— start of Records for this task —

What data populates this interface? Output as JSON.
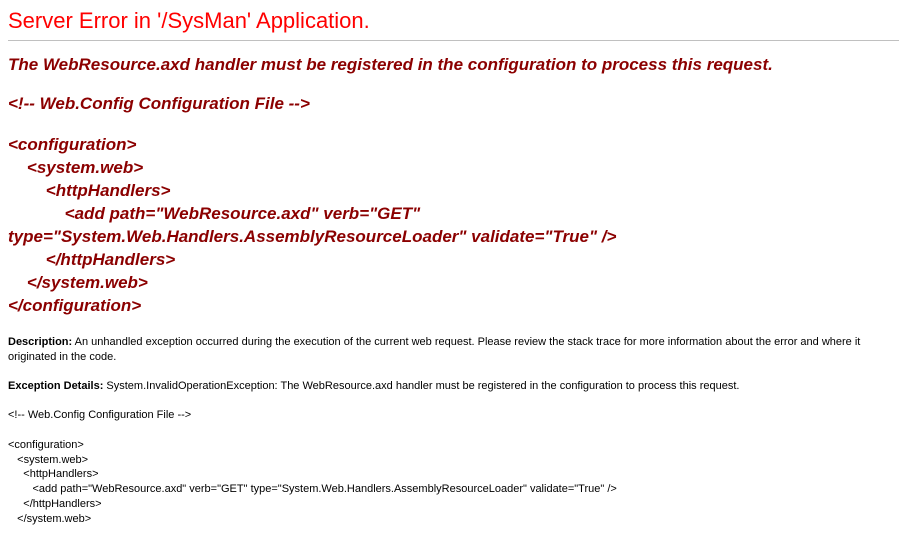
{
  "title": "Server Error in '/SysMan' Application.",
  "subhead": "The WebResource.axd handler must be registered in the configuration to process this request.",
  "config_comment": "<!-- Web.Config Configuration File -->",
  "config_lines": {
    "l1": "<configuration>",
    "l2": "    <system.web>",
    "l3": "        <httpHandlers>",
    "l4": "            <add path=\"WebResource.axd\" verb=\"GET\"",
    "l5": "type=\"System.Web.Handlers.AssemblyResourceLoader\" validate=\"True\" />",
    "l6": "        </httpHandlers>",
    "l7": "    </system.web>",
    "l8": "</configuration>"
  },
  "description": {
    "label": "Description:",
    "text": " An unhandled exception occurred during the execution of the current web request. Please review the stack trace for more information about the error and where it originated in the code."
  },
  "exception": {
    "label": "Exception Details:",
    "text": " System.InvalidOperationException: The WebResource.axd handler must be registered in the configuration to process this request."
  },
  "small_config": {
    "comment": "<!-- Web.Config Configuration File -->",
    "l1": "<configuration>",
    "l2": "   <system.web>",
    "l3": "     <httpHandlers>",
    "l4": "        <add path=\"WebResource.axd\" verb=\"GET\" type=\"System.Web.Handlers.AssemblyResourceLoader\" validate=\"True\" />",
    "l5": "     </httpHandlers>",
    "l6": "   </system.web>"
  }
}
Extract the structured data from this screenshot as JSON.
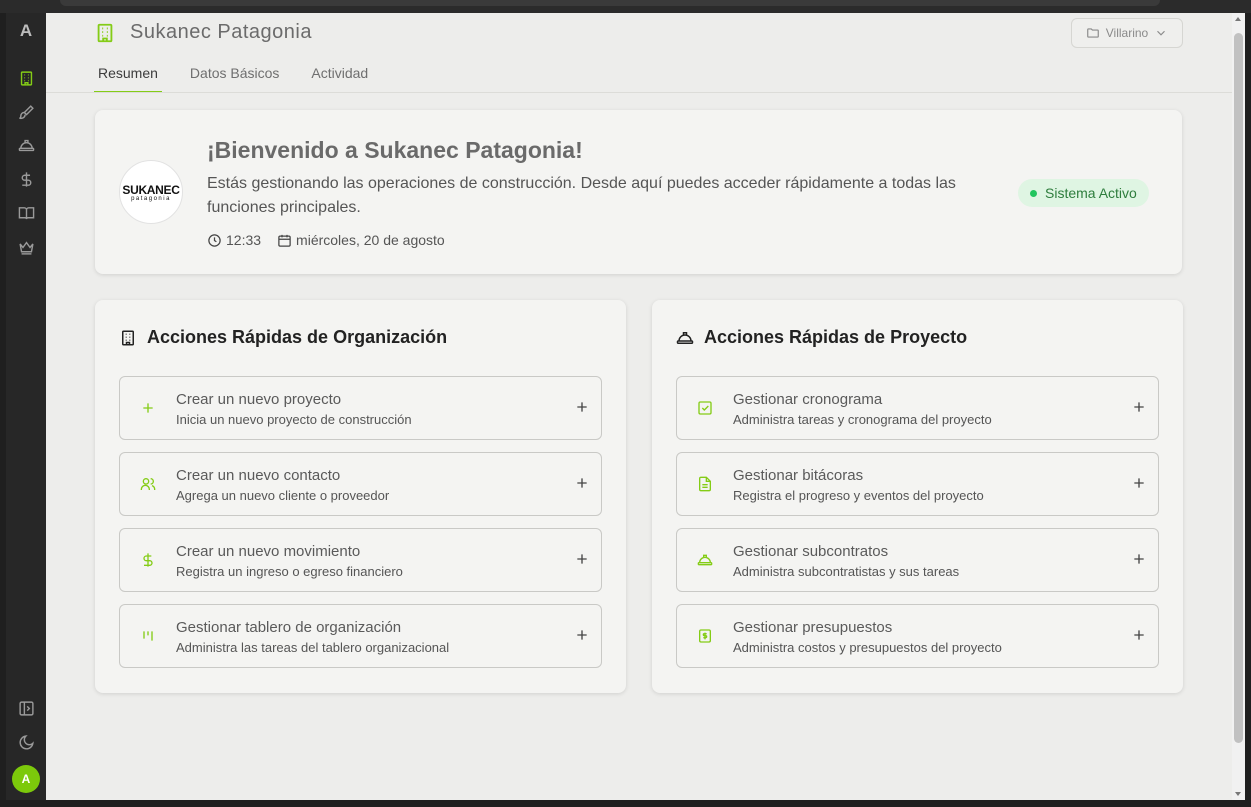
{
  "colors": {
    "accent": "#84cc16",
    "status_bg": "#dff5e3",
    "status_text": "#2e7d3d",
    "sidebar_bg": "#272727",
    "page_bg": "#ededeb"
  },
  "sidebar": {
    "logo": "A",
    "items": [
      {
        "icon": "building-icon",
        "active": true
      },
      {
        "icon": "brush-icon"
      },
      {
        "icon": "hard-hat-icon"
      },
      {
        "icon": "dollar-icon"
      },
      {
        "icon": "book-icon"
      },
      {
        "icon": "crown-icon"
      }
    ],
    "bottom": [
      {
        "icon": "panel-toggle-icon"
      },
      {
        "icon": "moon-icon"
      }
    ],
    "avatar_initial": "A"
  },
  "header": {
    "title": "Sukanec Patagonia",
    "org_select": "Villarino"
  },
  "tabs": [
    {
      "label": "Resumen",
      "active": true
    },
    {
      "label": "Datos Básicos"
    },
    {
      "label": "Actividad"
    }
  ],
  "welcome": {
    "logo_line1": "SUKANEC",
    "logo_line2": "patagonia",
    "title": "¡Bienvenido a Sukanec Patagonia!",
    "description": "Estás gestionando las operaciones de construcción. Desde aquí puedes acceder rápidamente a todas las funciones principales.",
    "time": "12:33",
    "date": "miércoles, 20 de agosto",
    "status": "Sistema Activo"
  },
  "org_panel": {
    "title": "Acciones Rápidas de Organización",
    "actions": [
      {
        "icon": "plus-icon",
        "title": "Crear un nuevo proyecto",
        "subtitle": "Inicia un nuevo proyecto de construcción"
      },
      {
        "icon": "users-icon",
        "title": "Crear un nuevo contacto",
        "subtitle": "Agrega un nuevo cliente o proveedor"
      },
      {
        "icon": "dollar-icon",
        "title": "Crear un nuevo movimiento",
        "subtitle": "Registra un ingreso o egreso financiero"
      },
      {
        "icon": "kanban-icon",
        "title": "Gestionar tablero de organización",
        "subtitle": "Administra las tareas del tablero organizacional"
      }
    ]
  },
  "project_panel": {
    "title": "Acciones Rápidas de Proyecto",
    "actions": [
      {
        "icon": "calendar-check-icon",
        "title": "Gestionar cronograma",
        "subtitle": "Administra tareas y cronograma del proyecto"
      },
      {
        "icon": "file-text-icon",
        "title": "Gestionar bitácoras",
        "subtitle": "Registra el progreso y eventos del proyecto"
      },
      {
        "icon": "hard-hat-icon",
        "title": "Gestionar subcontratos",
        "subtitle": "Administra subcontratistas y sus tareas"
      },
      {
        "icon": "receipt-dollar-icon",
        "title": "Gestionar presupuestos",
        "subtitle": "Administra costos y presupuestos del proyecto"
      }
    ]
  }
}
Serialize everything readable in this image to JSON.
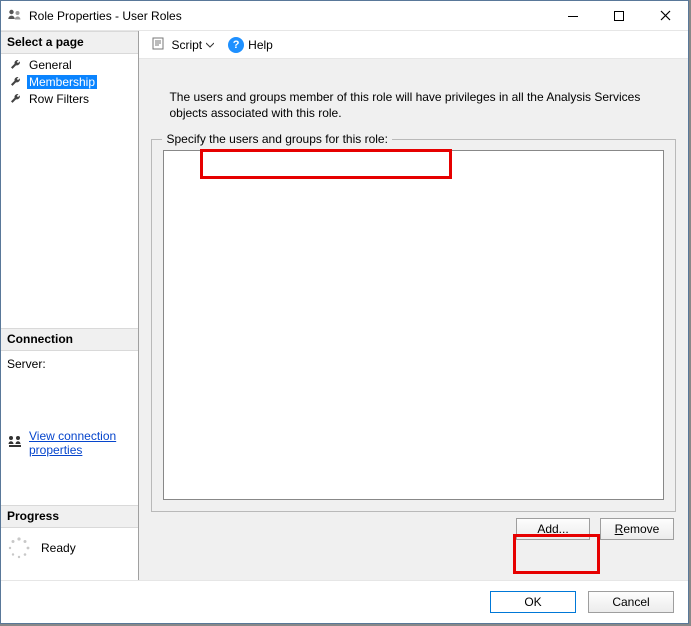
{
  "window": {
    "title": "Role Properties - User Roles"
  },
  "sidebar": {
    "select_header": "Select a page",
    "items": [
      {
        "label": "General",
        "selected": false
      },
      {
        "label": "Membership",
        "selected": true
      },
      {
        "label": "Row Filters",
        "selected": false
      }
    ],
    "connection_header": "Connection",
    "server_label": "Server:",
    "view_connection_link": "View connection properties",
    "progress_header": "Progress",
    "progress_status": "Ready"
  },
  "toolbar": {
    "script_label": "Script",
    "help_label": "Help"
  },
  "main": {
    "description": "The users and groups member of this role will have privileges in all the Analysis Services objects associated with this role.",
    "specify_label": "Specify the users and groups for this role:",
    "add_label": "Add...",
    "remove_label": "Remove"
  },
  "footer": {
    "ok_label": "OK",
    "cancel_label": "Cancel"
  }
}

— end of Records for this task —

- Task requirements
Write out the listing above again, exactly, but with no pictures in the copy.

- Correct output
What data populates this interface? Output as JSON.
{
  "title": "Server Error in '/SysMan' Application.",
  "subhead": "The WebResource.axd handler must be registered in the configuration to process this request.",
  "config_comment": "<!-- Web.Config Configuration File -->",
  "config_lines": {
    "l1": "<configuration>",
    "l2": "    <system.web>",
    "l3": "        <httpHandlers>",
    "l4": "            <add path=\"WebResource.axd\" verb=\"GET\"",
    "l5": "type=\"System.Web.Handlers.AssemblyResourceLoader\" validate=\"True\" />",
    "l6": "        </httpHandlers>",
    "l7": "    </system.web>",
    "l8": "</configuration>"
  },
  "description": {
    "label": "Description:",
    "text": " An unhandled exception occurred during the execution of the current web request. Please review the stack trace for more information about the error and where it originated in the code."
  },
  "exception": {
    "label": "Exception Details:",
    "text": " System.InvalidOperationException: The WebResource.axd handler must be registered in the configuration to process this request."
  },
  "small_config": {
    "comment": "<!-- Web.Config Configuration File -->",
    "l1": "<configuration>",
    "l2": "   <system.web>",
    "l3": "     <httpHandlers>",
    "l4": "        <add path=\"WebResource.axd\" verb=\"GET\" type=\"System.Web.Handlers.AssemblyResourceLoader\" validate=\"True\" />",
    "l5": "     </httpHandlers>",
    "l6": "   </system.web>"
  }
}
Extract the structured data from this screenshot as JSON.
{
  "colors": {
    "accent": "#84cc16",
    "status_bg": "#dff5e3",
    "status_text": "#2e7d3d",
    "sidebar_bg": "#272727",
    "page_bg": "#ededeb"
  },
  "sidebar": {
    "logo": "A",
    "items": [
      {
        "icon": "building-icon",
        "active": true
      },
      {
        "icon": "brush-icon"
      },
      {
        "icon": "hard-hat-icon"
      },
      {
        "icon": "dollar-icon"
      },
      {
        "icon": "book-icon"
      },
      {
        "icon": "crown-icon"
      }
    ],
    "bottom": [
      {
        "icon": "panel-toggle-icon"
      },
      {
        "icon": "moon-icon"
      }
    ],
    "avatar_initial": "A"
  },
  "header": {
    "title": "Sukanec Patagonia",
    "org_select": "Villarino"
  },
  "tabs": [
    {
      "label": "Resumen",
      "active": true
    },
    {
      "label": "Datos Básicos"
    },
    {
      "label": "Actividad"
    }
  ],
  "welcome": {
    "logo_line1": "SUKANEC",
    "logo_line2": "patagonia",
    "title": "¡Bienvenido a Sukanec Patagonia!",
    "description": "Estás gestionando las operaciones de construcción. Desde aquí puedes acceder rápidamente a todas las funciones principales.",
    "time": "12:33",
    "date": "miércoles, 20 de agosto",
    "status": "Sistema Activo"
  },
  "org_panel": {
    "title": "Acciones Rápidas de Organización",
    "actions": [
      {
        "icon": "plus-icon",
        "title": "Crear un nuevo proyecto",
        "subtitle": "Inicia un nuevo proyecto de construcción"
      },
      {
        "icon": "users-icon",
        "title": "Crear un nuevo contacto",
        "subtitle": "Agrega un nuevo cliente o proveedor"
      },
      {
        "icon": "dollar-icon",
        "title": "Crear un nuevo movimiento",
        "subtitle": "Registra un ingreso o egreso financiero"
      },
      {
        "icon": "kanban-icon",
        "title": "Gestionar tablero de organización",
        "subtitle": "Administra las tareas del tablero organizacional"
      }
    ]
  },
  "project_panel": {
    "title": "Acciones Rápidas de Proyecto",
    "actions": [
      {
        "icon": "calendar-check-icon",
        "title": "Gestionar cronograma",
        "subtitle": "Administra tareas y cronograma del proyecto"
      },
      {
        "icon": "file-text-icon",
        "title": "Gestionar bitácoras",
        "subtitle": "Registra el progreso y eventos del proyecto"
      },
      {
        "icon": "hard-hat-icon",
        "title": "Gestionar subcontratos",
        "subtitle": "Administra subcontratistas y sus tareas"
      },
      {
        "icon": "receipt-dollar-icon",
        "title": "Gestionar presupuestos",
        "subtitle": "Administra costos y presupuestos del proyecto"
      }
    ]
  }
}
Serialize everything readable in this image to JSON.
{
  "window": {
    "title": "Role Properties - User Roles"
  },
  "sidebar": {
    "select_header": "Select a page",
    "items": [
      {
        "label": "General",
        "selected": false
      },
      {
        "label": "Membership",
        "selected": true
      },
      {
        "label": "Row Filters",
        "selected": false
      }
    ],
    "connection_header": "Connection",
    "server_label": "Server:",
    "view_connection_link": "View connection properties",
    "progress_header": "Progress",
    "progress_status": "Ready"
  },
  "toolbar": {
    "script_label": "Script",
    "help_label": "Help"
  },
  "main": {
    "description": "The users and groups member of this role will have privileges in all the Analysis Services objects associated with this role.",
    "specify_label": "Specify the users and groups for this role:",
    "add_label": "Add...",
    "remove_label": "Remove"
  },
  "footer": {
    "ok_label": "OK",
    "cancel_label": "Cancel"
  }
}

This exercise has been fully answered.